**Task to complete:** Pull out every line from the listing that has the word "JSON".

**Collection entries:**
^^^^^^^^
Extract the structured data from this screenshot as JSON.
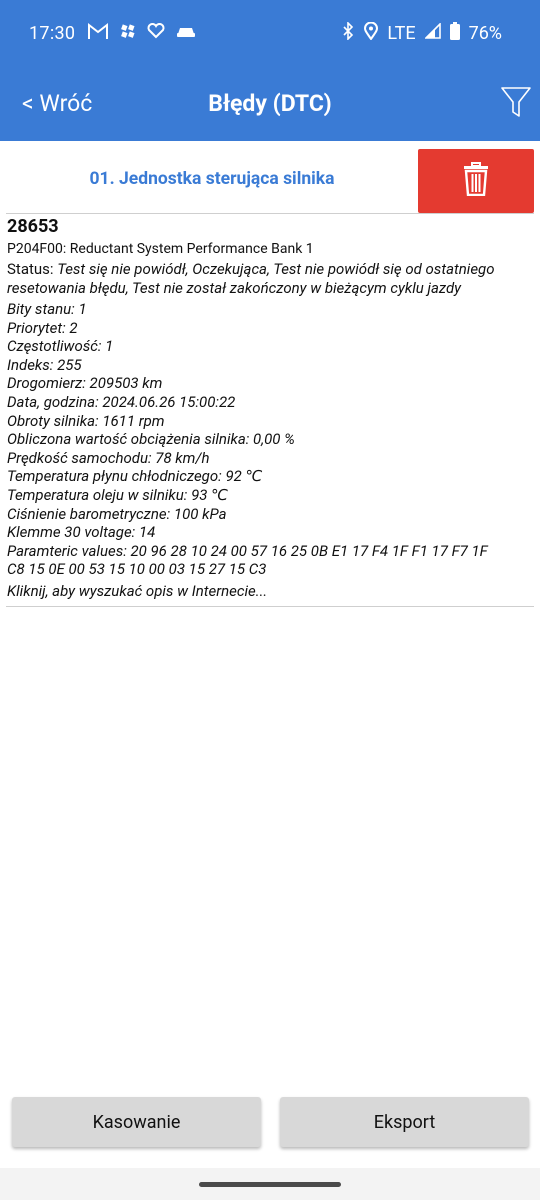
{
  "status_bar": {
    "time": "17:30",
    "left_icons": [
      "gmail-icon",
      "pinwheel-icon",
      "heart-pulse-icon",
      "car-icon"
    ],
    "network": "LTE",
    "battery": "76%"
  },
  "header": {
    "back_label": "< Wróć",
    "title": "Błędy (DTC)"
  },
  "module": {
    "title": "01. Jednostka sterująca silnika"
  },
  "dtc": {
    "code": "28653",
    "description": "P204F00: Reductant System Performance Bank 1",
    "status_label": "Status: ",
    "status_value": "Test się nie powiódł, Oczekująca, Test nie powiódł się od ostatniego resetowania błędu, Test nie został zakończony w bieżącym cyklu jazdy",
    "details": [
      "Bity stanu: 1",
      "Priorytet: 2",
      "Częstotliwość: 1",
      "Indeks: 255",
      "Drogomierz: 209503 km",
      "Data, godzina: 2024.06.26 15:00:22",
      "Obroty silnika: 1611 rpm",
      "Obliczona wartość obciążenia silnika: 0,00 %",
      "Prędkość samochodu: 78 km/h",
      "Temperatura płynu chłodniczego: 92 ℃",
      "Temperatura oleju w silniku: 93 ℃",
      "Ciśnienie barometryczne: 100 kPa",
      "Klemme 30 voltage: 14",
      "Paramteric values:  20 96 28 10 24 00 57 16 25 0B E1 17 F4 1F F1 17 F7 1F",
      "C8 15 0E 00 53 15 10 00 03 15 27 15 C3"
    ],
    "search_link": "Kliknij, aby wyszukać opis w Internecie..."
  },
  "buttons": {
    "clear": "Kasowanie",
    "export": "Eksport"
  },
  "colors": {
    "header_bg": "#3a7bd5",
    "module_title": "#3a7bd5",
    "delete_bg": "#e43a30",
    "button_bg": "#d8d8d8"
  }
}
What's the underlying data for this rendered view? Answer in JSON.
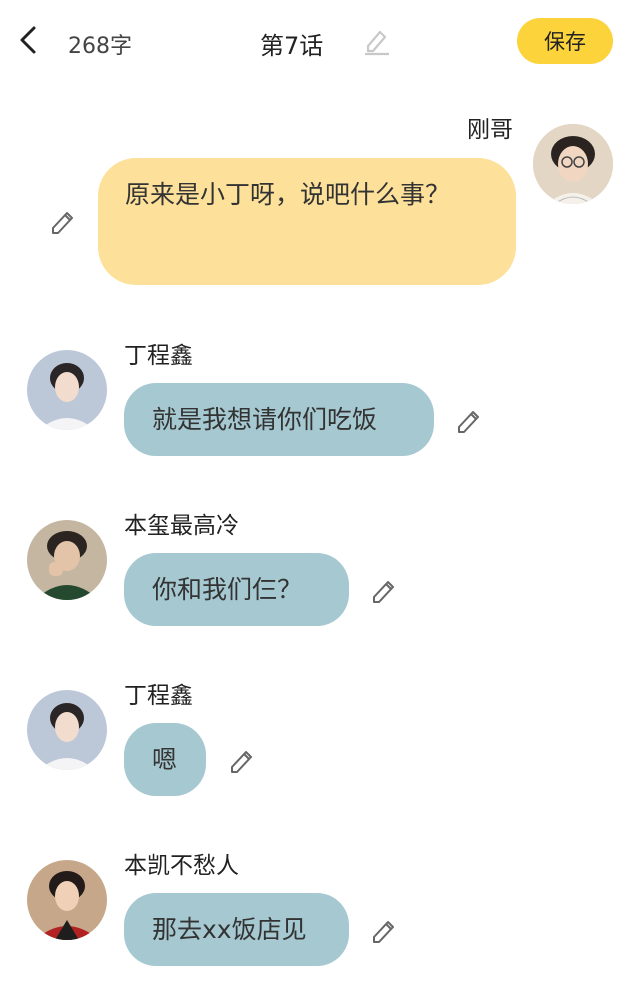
{
  "header": {
    "word_count": "268字",
    "chapter_title": "第7话",
    "save_label": "保存"
  },
  "messages": [
    {
      "sender": "刚哥",
      "text": "原来是小丁呀，说吧什么事？",
      "side": "right",
      "avatar_icon": "avatar-ganggе"
    },
    {
      "sender": "丁程鑫",
      "text": "就是我想请你们吃饭",
      "side": "left"
    },
    {
      "sender": "本玺最高冷",
      "text": "你和我们仨？",
      "side": "left"
    },
    {
      "sender": "丁程鑫",
      "text": "嗯",
      "side": "left"
    },
    {
      "sender": "本凯不愁人",
      "text": "那去xx饭店见",
      "side": "left"
    }
  ],
  "colors": {
    "accent": "#fcd33b",
    "self_bubble": "#fde19a",
    "other_bubble": "#a5c8d1"
  }
}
^^^^^^^^
**Written solution:**
Extract the structured data from this screenshot as JSON.
What's the underlying data for this rendered view? Answer in JSON.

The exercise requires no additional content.